— begin —

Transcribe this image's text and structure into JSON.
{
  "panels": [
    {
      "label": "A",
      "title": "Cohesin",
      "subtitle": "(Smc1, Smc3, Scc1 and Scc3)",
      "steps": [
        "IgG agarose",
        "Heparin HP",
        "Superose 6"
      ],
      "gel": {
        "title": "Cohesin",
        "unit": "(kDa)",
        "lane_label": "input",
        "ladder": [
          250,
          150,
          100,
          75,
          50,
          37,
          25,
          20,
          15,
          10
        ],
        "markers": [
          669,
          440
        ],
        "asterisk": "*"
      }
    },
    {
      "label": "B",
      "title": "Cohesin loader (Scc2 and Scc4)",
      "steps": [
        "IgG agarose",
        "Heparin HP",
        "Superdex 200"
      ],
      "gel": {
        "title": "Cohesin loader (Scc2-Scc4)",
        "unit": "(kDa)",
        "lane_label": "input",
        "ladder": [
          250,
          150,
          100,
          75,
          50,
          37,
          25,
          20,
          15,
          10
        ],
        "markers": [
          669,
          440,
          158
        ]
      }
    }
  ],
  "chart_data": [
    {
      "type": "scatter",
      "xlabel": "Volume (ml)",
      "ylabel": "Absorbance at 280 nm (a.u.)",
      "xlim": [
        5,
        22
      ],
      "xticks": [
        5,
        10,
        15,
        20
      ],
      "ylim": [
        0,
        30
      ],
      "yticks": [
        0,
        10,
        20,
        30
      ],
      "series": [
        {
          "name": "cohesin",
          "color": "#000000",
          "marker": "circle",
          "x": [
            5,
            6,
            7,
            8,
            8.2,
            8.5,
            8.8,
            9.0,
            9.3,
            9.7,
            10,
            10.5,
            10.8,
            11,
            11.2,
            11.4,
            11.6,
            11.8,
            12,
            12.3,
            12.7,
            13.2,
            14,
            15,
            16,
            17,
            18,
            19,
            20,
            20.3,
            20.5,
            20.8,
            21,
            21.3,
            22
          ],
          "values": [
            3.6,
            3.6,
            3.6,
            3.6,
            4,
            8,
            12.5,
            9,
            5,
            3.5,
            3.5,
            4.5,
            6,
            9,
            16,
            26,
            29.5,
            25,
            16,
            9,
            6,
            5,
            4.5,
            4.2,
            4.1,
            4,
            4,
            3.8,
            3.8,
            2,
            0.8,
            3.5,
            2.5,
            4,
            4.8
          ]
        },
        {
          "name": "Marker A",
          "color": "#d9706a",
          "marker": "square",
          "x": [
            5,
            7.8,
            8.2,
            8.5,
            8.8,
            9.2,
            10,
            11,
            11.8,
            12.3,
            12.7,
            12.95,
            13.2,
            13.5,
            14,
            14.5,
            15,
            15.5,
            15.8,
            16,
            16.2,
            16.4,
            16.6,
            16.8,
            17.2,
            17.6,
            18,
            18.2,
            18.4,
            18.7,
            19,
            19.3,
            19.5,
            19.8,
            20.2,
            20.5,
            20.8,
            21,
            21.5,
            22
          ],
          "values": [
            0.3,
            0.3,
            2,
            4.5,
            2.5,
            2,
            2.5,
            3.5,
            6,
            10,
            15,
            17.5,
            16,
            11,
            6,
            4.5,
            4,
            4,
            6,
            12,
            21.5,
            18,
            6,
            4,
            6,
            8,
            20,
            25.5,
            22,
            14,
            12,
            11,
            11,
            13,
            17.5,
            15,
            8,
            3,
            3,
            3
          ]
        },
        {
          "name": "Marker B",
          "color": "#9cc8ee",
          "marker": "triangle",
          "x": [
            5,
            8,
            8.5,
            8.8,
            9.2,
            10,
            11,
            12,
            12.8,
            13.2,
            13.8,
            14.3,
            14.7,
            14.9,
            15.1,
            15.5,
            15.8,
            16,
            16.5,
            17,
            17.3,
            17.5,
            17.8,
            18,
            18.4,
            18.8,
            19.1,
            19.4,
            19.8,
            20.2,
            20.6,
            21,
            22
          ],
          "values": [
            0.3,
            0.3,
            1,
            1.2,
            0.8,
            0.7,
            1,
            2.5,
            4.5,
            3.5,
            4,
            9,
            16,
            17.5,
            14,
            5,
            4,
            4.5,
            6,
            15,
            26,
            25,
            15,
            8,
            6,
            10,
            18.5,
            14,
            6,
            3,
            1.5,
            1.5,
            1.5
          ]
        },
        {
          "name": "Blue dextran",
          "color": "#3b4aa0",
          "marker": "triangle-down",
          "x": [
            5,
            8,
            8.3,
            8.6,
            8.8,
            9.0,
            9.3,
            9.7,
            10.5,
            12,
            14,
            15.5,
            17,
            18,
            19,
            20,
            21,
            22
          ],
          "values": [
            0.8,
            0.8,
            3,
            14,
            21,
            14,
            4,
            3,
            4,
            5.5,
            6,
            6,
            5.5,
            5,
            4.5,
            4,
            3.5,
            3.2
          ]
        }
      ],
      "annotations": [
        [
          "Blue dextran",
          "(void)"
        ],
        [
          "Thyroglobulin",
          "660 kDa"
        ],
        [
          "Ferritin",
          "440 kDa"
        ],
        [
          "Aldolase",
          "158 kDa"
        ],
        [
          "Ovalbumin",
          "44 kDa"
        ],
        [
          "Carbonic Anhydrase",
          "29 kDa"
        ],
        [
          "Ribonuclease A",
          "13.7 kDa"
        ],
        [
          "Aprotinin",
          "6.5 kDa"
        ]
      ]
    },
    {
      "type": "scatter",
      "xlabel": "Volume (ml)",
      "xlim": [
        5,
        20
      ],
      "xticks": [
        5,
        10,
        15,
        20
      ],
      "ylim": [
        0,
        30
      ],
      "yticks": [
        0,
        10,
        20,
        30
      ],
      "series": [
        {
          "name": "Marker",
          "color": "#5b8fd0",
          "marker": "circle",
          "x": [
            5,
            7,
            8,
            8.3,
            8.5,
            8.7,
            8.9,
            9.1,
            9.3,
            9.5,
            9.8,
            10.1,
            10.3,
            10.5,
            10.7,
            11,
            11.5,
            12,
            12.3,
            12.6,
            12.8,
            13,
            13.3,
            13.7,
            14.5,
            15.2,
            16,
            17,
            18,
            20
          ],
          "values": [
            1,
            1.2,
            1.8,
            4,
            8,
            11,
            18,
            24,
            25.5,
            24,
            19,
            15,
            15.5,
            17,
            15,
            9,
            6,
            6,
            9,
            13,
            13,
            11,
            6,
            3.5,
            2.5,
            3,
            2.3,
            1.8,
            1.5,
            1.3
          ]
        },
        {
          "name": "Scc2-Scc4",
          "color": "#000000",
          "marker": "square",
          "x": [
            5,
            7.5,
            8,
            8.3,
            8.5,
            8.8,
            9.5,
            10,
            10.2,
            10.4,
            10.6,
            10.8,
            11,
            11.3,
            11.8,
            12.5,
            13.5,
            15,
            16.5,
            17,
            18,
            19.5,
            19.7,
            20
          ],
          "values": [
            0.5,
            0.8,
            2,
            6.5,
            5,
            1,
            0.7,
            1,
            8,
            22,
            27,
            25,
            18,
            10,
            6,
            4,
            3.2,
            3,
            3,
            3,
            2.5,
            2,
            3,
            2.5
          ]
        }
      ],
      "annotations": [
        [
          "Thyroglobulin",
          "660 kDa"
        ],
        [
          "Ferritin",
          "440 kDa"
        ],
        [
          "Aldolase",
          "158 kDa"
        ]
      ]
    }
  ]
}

— end —

• WRITTEN REQUEST: Please give back all of the records exactly as written.

• OUTPUT OF THE TASK:
Transcribe this image's text and structure into JSON.
{
  "panels": [
    {
      "label": "A",
      "title": "Cohesin",
      "subtitle": "(Smc1, Smc3, Scc1 and Scc3)",
      "steps": [
        "IgG agarose",
        "Heparin HP",
        "Superose 6"
      ],
      "gel": {
        "title": "Cohesin",
        "unit": "(kDa)",
        "lane_label": "input",
        "ladder": [
          250,
          150,
          100,
          75,
          50,
          37,
          25,
          20,
          15,
          10
        ],
        "markers": [
          669,
          440
        ],
        "asterisk": "*"
      }
    },
    {
      "label": "B",
      "title": "Cohesin loader (Scc2 and Scc4)",
      "steps": [
        "IgG agarose",
        "Heparin HP",
        "Superdex 200"
      ],
      "gel": {
        "title": "Cohesin loader (Scc2-Scc4)",
        "unit": "(kDa)",
        "lane_label": "input",
        "ladder": [
          250,
          150,
          100,
          75,
          50,
          37,
          25,
          20,
          15,
          10
        ],
        "markers": [
          669,
          440,
          158
        ]
      }
    }
  ],
  "chart_data": [
    {
      "type": "scatter",
      "xlabel": "Volume (ml)",
      "ylabel": "Absorbance at 280 nm (a.u.)",
      "xlim": [
        5,
        22
      ],
      "xticks": [
        5,
        10,
        15,
        20
      ],
      "ylim": [
        0,
        30
      ],
      "yticks": [
        0,
        10,
        20,
        30
      ],
      "series": [
        {
          "name": "cohesin",
          "color": "#000000",
          "marker": "circle",
          "x": [
            5,
            6,
            7,
            8,
            8.2,
            8.5,
            8.8,
            9.0,
            9.3,
            9.7,
            10,
            10.5,
            10.8,
            11,
            11.2,
            11.4,
            11.6,
            11.8,
            12,
            12.3,
            12.7,
            13.2,
            14,
            15,
            16,
            17,
            18,
            19,
            20,
            20.3,
            20.5,
            20.8,
            21,
            21.3,
            22
          ],
          "values": [
            3.6,
            3.6,
            3.6,
            3.6,
            4,
            8,
            12.5,
            9,
            5,
            3.5,
            3.5,
            4.5,
            6,
            9,
            16,
            26,
            29.5,
            25,
            16,
            9,
            6,
            5,
            4.5,
            4.2,
            4.1,
            4,
            4,
            3.8,
            3.8,
            2,
            0.8,
            3.5,
            2.5,
            4,
            4.8
          ]
        },
        {
          "name": "Marker A",
          "color": "#d9706a",
          "marker": "square",
          "x": [
            5,
            7.8,
            8.2,
            8.5,
            8.8,
            9.2,
            10,
            11,
            11.8,
            12.3,
            12.7,
            12.95,
            13.2,
            13.5,
            14,
            14.5,
            15,
            15.5,
            15.8,
            16,
            16.2,
            16.4,
            16.6,
            16.8,
            17.2,
            17.6,
            18,
            18.2,
            18.4,
            18.7,
            19,
            19.3,
            19.5,
            19.8,
            20.2,
            20.5,
            20.8,
            21,
            21.5,
            22
          ],
          "values": [
            0.3,
            0.3,
            2,
            4.5,
            2.5,
            2,
            2.5,
            3.5,
            6,
            10,
            15,
            17.5,
            16,
            11,
            6,
            4.5,
            4,
            4,
            6,
            12,
            21.5,
            18,
            6,
            4,
            6,
            8,
            20,
            25.5,
            22,
            14,
            12,
            11,
            11,
            13,
            17.5,
            15,
            8,
            3,
            3,
            3
          ]
        },
        {
          "name": "Marker B",
          "color": "#9cc8ee",
          "marker": "triangle",
          "x": [
            5,
            8,
            8.5,
            8.8,
            9.2,
            10,
            11,
            12,
            12.8,
            13.2,
            13.8,
            14.3,
            14.7,
            14.9,
            15.1,
            15.5,
            15.8,
            16,
            16.5,
            17,
            17.3,
            17.5,
            17.8,
            18,
            18.4,
            18.8,
            19.1,
            19.4,
            19.8,
            20.2,
            20.6,
            21,
            22
          ],
          "values": [
            0.3,
            0.3,
            1,
            1.2,
            0.8,
            0.7,
            1,
            2.5,
            4.5,
            3.5,
            4,
            9,
            16,
            17.5,
            14,
            5,
            4,
            4.5,
            6,
            15,
            26,
            25,
            15,
            8,
            6,
            10,
            18.5,
            14,
            6,
            3,
            1.5,
            1.5,
            1.5
          ]
        },
        {
          "name": "Blue dextran",
          "color": "#3b4aa0",
          "marker": "triangle-down",
          "x": [
            5,
            8,
            8.3,
            8.6,
            8.8,
            9.0,
            9.3,
            9.7,
            10.5,
            12,
            14,
            15.5,
            17,
            18,
            19,
            20,
            21,
            22
          ],
          "values": [
            0.8,
            0.8,
            3,
            14,
            21,
            14,
            4,
            3,
            4,
            5.5,
            6,
            6,
            5.5,
            5,
            4.5,
            4,
            3.5,
            3.2
          ]
        }
      ],
      "annotations": [
        [
          "Blue dextran",
          "(void)"
        ],
        [
          "Thyroglobulin",
          "660 kDa"
        ],
        [
          "Ferritin",
          "440 kDa"
        ],
        [
          "Aldolase",
          "158 kDa"
        ],
        [
          "Ovalbumin",
          "44 kDa"
        ],
        [
          "Carbonic Anhydrase",
          "29 kDa"
        ],
        [
          "Ribonuclease A",
          "13.7 kDa"
        ],
        [
          "Aprotinin",
          "6.5 kDa"
        ]
      ]
    },
    {
      "type": "scatter",
      "xlabel": "Volume (ml)",
      "xlim": [
        5,
        20
      ],
      "xticks": [
        5,
        10,
        15,
        20
      ],
      "ylim": [
        0,
        30
      ],
      "yticks": [
        0,
        10,
        20,
        30
      ],
      "series": [
        {
          "name": "Marker",
          "color": "#5b8fd0",
          "marker": "circle",
          "x": [
            5,
            7,
            8,
            8.3,
            8.5,
            8.7,
            8.9,
            9.1,
            9.3,
            9.5,
            9.8,
            10.1,
            10.3,
            10.5,
            10.7,
            11,
            11.5,
            12,
            12.3,
            12.6,
            12.8,
            13,
            13.3,
            13.7,
            14.5,
            15.2,
            16,
            17,
            18,
            20
          ],
          "values": [
            1,
            1.2,
            1.8,
            4,
            8,
            11,
            18,
            24,
            25.5,
            24,
            19,
            15,
            15.5,
            17,
            15,
            9,
            6,
            6,
            9,
            13,
            13,
            11,
            6,
            3.5,
            2.5,
            3,
            2.3,
            1.8,
            1.5,
            1.3
          ]
        },
        {
          "name": "Scc2-Scc4",
          "color": "#000000",
          "marker": "square",
          "x": [
            5,
            7.5,
            8,
            8.3,
            8.5,
            8.8,
            9.5,
            10,
            10.2,
            10.4,
            10.6,
            10.8,
            11,
            11.3,
            11.8,
            12.5,
            13.5,
            15,
            16.5,
            17,
            18,
            19.5,
            19.7,
            20
          ],
          "values": [
            0.5,
            0.8,
            2,
            6.5,
            5,
            1,
            0.7,
            1,
            8,
            22,
            27,
            25,
            18,
            10,
            6,
            4,
            3.2,
            3,
            3,
            3,
            2.5,
            2,
            3,
            2.5
          ]
        }
      ],
      "annotations": [
        [
          "Thyroglobulin",
          "660 kDa"
        ],
        [
          "Ferritin",
          "440 kDa"
        ],
        [
          "Aldolase",
          "158 kDa"
        ]
      ]
    }
  ]
}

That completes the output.